- [THE TASK]: Each entry below should be returned exactly as is, with the pictures removed.

- [DATA TO PROCESS]:
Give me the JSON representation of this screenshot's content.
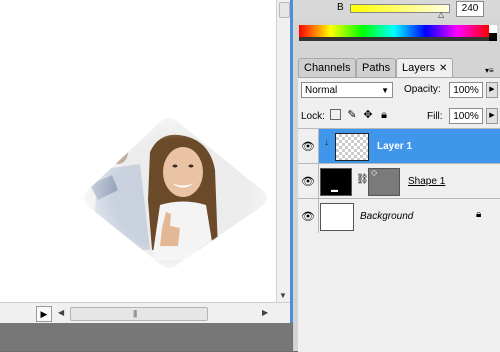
{
  "color_panel": {
    "channel_label": "B",
    "channel_value": "240",
    "colors": {
      "slider_start": "#ffff00",
      "slider_end": "#ffffe0"
    }
  },
  "tabs": [
    {
      "label": "Channels"
    },
    {
      "label": "Paths"
    },
    {
      "label": "Layers"
    }
  ],
  "tab_close": "✕",
  "layers_panel": {
    "blend_mode": "Normal",
    "opacity_label": "Opacity:",
    "opacity_value": "100%",
    "lock_label": "Lock:",
    "fill_label": "Fill:",
    "fill_value": "100%",
    "layers": [
      {
        "name": "Layer 1",
        "selected": true,
        "clipped": true
      },
      {
        "name": "Shape 1",
        "selected": false
      },
      {
        "name": "Background",
        "selected": false,
        "locked": true
      }
    ]
  },
  "colors": {
    "selection": "#3f96ea",
    "window_border": "#4d8fd6",
    "workspace": "#6e6e6e"
  },
  "icons": [
    "eye-icon",
    "link-icon",
    "lock-icon",
    "move-icon",
    "brush-icon",
    "transparency-lock-icon",
    "clip-arrow-icon"
  ]
}
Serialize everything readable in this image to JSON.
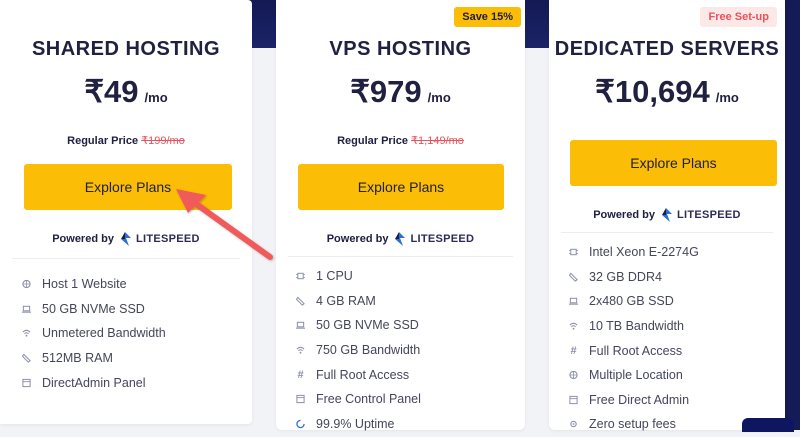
{
  "plans": {
    "shared": {
      "title": "SHARED HOSTING",
      "price": "₹49",
      "per": "/mo",
      "regular_label": "Regular Price",
      "regular_price": "₹199/mo",
      "button": "Explore Plans",
      "powered_by": "Powered by",
      "brand": "LITESPEED",
      "features": [
        "Host 1 Website",
        "50 GB NVMe SSD",
        "Unmetered Bandwidth",
        "512MB RAM",
        "DirectAdmin Panel"
      ]
    },
    "vps": {
      "badge": "Save 15%",
      "title": "VPS HOSTING",
      "price": "₹979",
      "per": "/mo",
      "regular_label": "Regular Price",
      "regular_price": "₹1,149/mo",
      "button": "Explore Plans",
      "powered_by": "Powered by",
      "brand": "LITESPEED",
      "features": [
        "1 CPU",
        "4 GB RAM",
        "50 GB NVMe SSD",
        "750 GB Bandwidth",
        "Full Root Access",
        "Free Control Panel",
        "99.9% Uptime"
      ]
    },
    "dedicated": {
      "badge": "Free Set-up",
      "title": "DEDICATED SERVERS",
      "price": "₹10,694",
      "per": "/mo",
      "button": "Explore Plans",
      "powered_by": "Powered by",
      "brand": "LITESPEED",
      "features": [
        "Intel Xeon E-2274G",
        "32 GB DDR4",
        "2x480 GB SSD",
        "10 TB Bandwidth",
        "Full Root Access",
        "Multiple Location",
        "Free Direct Admin",
        "Zero setup fees"
      ]
    }
  },
  "colors": {
    "accent": "#fbbd05",
    "strike": "#e8525b",
    "navy": "#141a55",
    "arrow": "#f05a5a"
  }
}
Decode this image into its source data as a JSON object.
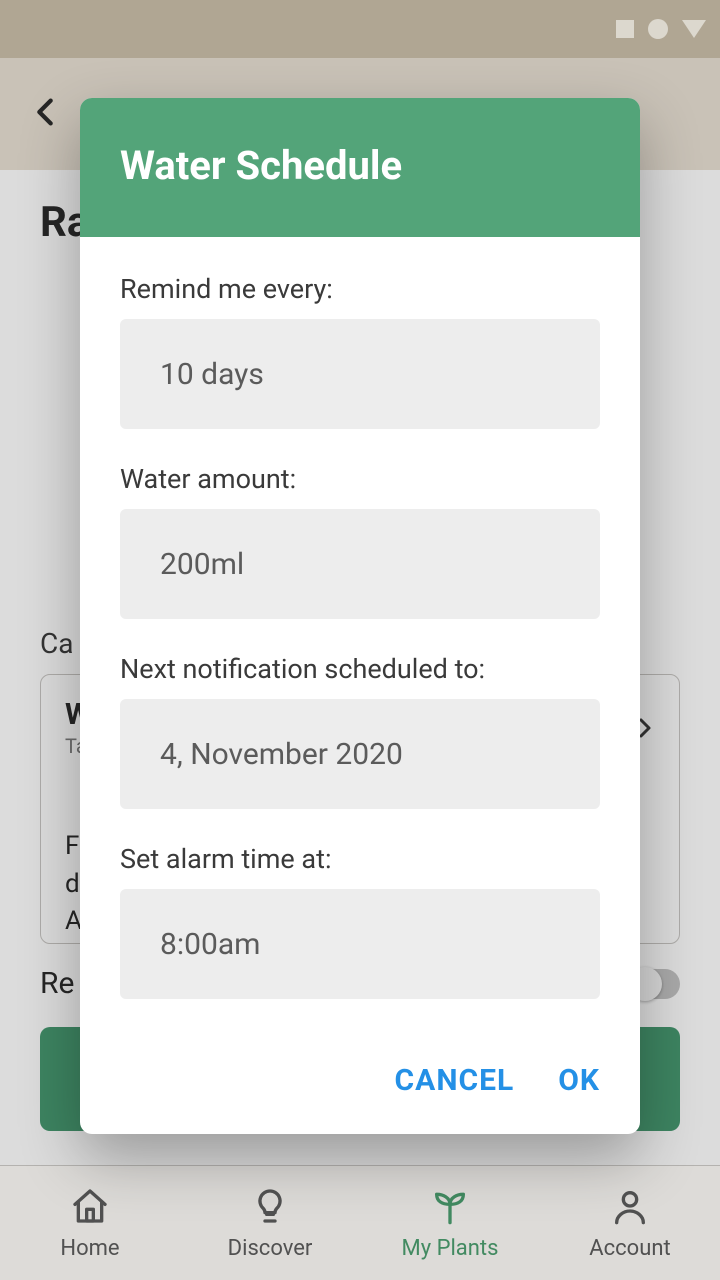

- [OUTPUT BELOW]:
Give me the JSON representation of this screenshot's content.
{
  "color_panel": {
    "channel_label": "B",
    "channel_value": "240",
    "colors": {
      "slider_start": "#ffff00",
      "slider_end": "#ffffe0"
    }
  },
  "tabs": [
    {
      "label": "Channels"
    },
    {
      "label": "Paths"
    },
    {
      "label": "Layers"
    }
  ],
  "tab_close": "✕",
  "layers_panel": {
    "blend_mode": "Normal",
    "opacity_label": "Opacity:",
    "opacity_value": "100%",
    "lock_label": "Lock:",
    "fill_label": "Fill:",
    "fill_value": "100%",
    "layers": [
      {
        "name": "Layer 1",
        "selected": true,
        "clipped": true
      },
      {
        "name": "Shape 1",
        "selected": false
      },
      {
        "name": "Background",
        "selected": false,
        "locked": true
      }
    ]
  },
  "colors": {
    "selection": "#3f96ea",
    "window_border": "#4d8fd6",
    "workspace": "#6e6e6e"
  },
  "icons": [
    "eye-icon",
    "link-icon",
    "lock-icon",
    "move-icon",
    "brush-icon",
    "transparency-lock-icon",
    "clip-arrow-icon"
  ]
}
Serialize everything readable in this image to JSON.
{
  "plans": {
    "shared": {
      "title": "SHARED HOSTING",
      "price": "₹49",
      "per": "/mo",
      "regular_label": "Regular Price",
      "regular_price": "₹199/mo",
      "button": "Explore Plans",
      "powered_by": "Powered by",
      "brand": "LITESPEED",
      "features": [
        "Host 1 Website",
        "50 GB NVMe SSD",
        "Unmetered Bandwidth",
        "512MB RAM",
        "DirectAdmin Panel"
      ]
    },
    "vps": {
      "badge": "Save 15%",
      "title": "VPS HOSTING",
      "price": "₹979",
      "per": "/mo",
      "regular_label": "Regular Price",
      "regular_price": "₹1,149/mo",
      "button": "Explore Plans",
      "powered_by": "Powered by",
      "brand": "LITESPEED",
      "features": [
        "1 CPU",
        "4 GB RAM",
        "50 GB NVMe SSD",
        "750 GB Bandwidth",
        "Full Root Access",
        "Free Control Panel",
        "99.9% Uptime"
      ]
    },
    "dedicated": {
      "badge": "Free Set-up",
      "title": "DEDICATED SERVERS",
      "price": "₹10,694",
      "per": "/mo",
      "button": "Explore Plans",
      "powered_by": "Powered by",
      "brand": "LITESPEED",
      "features": [
        "Intel Xeon E-2274G",
        "32 GB DDR4",
        "2x480 GB SSD",
        "10 TB Bandwidth",
        "Full Root Access",
        "Multiple Location",
        "Free Direct Admin",
        "Zero setup fees"
      ]
    }
  },
  "colors": {
    "accent": "#fbbd05",
    "strike": "#e8525b",
    "navy": "#141a55",
    "arrow": "#f05a5a"
  }
}
Decode this image into its source data as a JSON object.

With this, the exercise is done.